TASK DIRECTIONS: Pictures in the records should not be copied, but every other part must be repeated exactly.

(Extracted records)
——————
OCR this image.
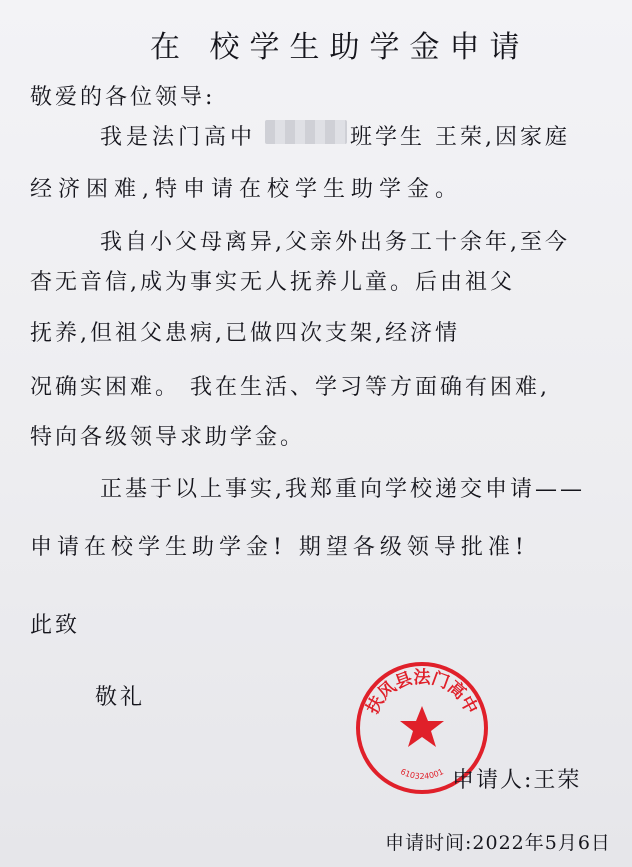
在 校学生助学金申请
敬爱的各位领导:
我是法门高中	班学生 王荣,因家庭
经济困难,特申请在校学生助学金。
我自小父母离异,父亲外出务工十余年,至今
杳无音信,成为事实无人抚养儿童。后由祖父
抚养,但祖父患病,已做四次支架,经济情
况确实困难。 我在生活、学习等方面确有困难,
特向各级领导求助学金。
正基于以上事实,我郑重向学校递交申请——
申请在校学生助学金! 期望各级领导批准!
此致
敬礼	扶风县法门高中
610324001 申请人:王荣
申请时间:2022年5月6日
——————
SOLUTION TO THE EXERCISE:
OCR this image.
在 校学生助学金申请
敬爱的各位领导:
我是法门高中	班学生 王荣,因家庭
经济困难,特申请在校学生助学金。
我自小父母离异,父亲外出务工十余年,至今
杳无音信,成为事实无人抚养儿童。后由祖父
抚养,但祖父患病,已做四次支架,经济情
况确实困难。 我在生活、学习等方面确有困难,
特向各级领导求助学金。
正基于以上事实,我郑重向学校递交申请——
申请在校学生助学金! 期望各级领导批准!
此致
敬礼	扶风县法门高中
610324001 申请人:王荣
申请时间:2022年5月6日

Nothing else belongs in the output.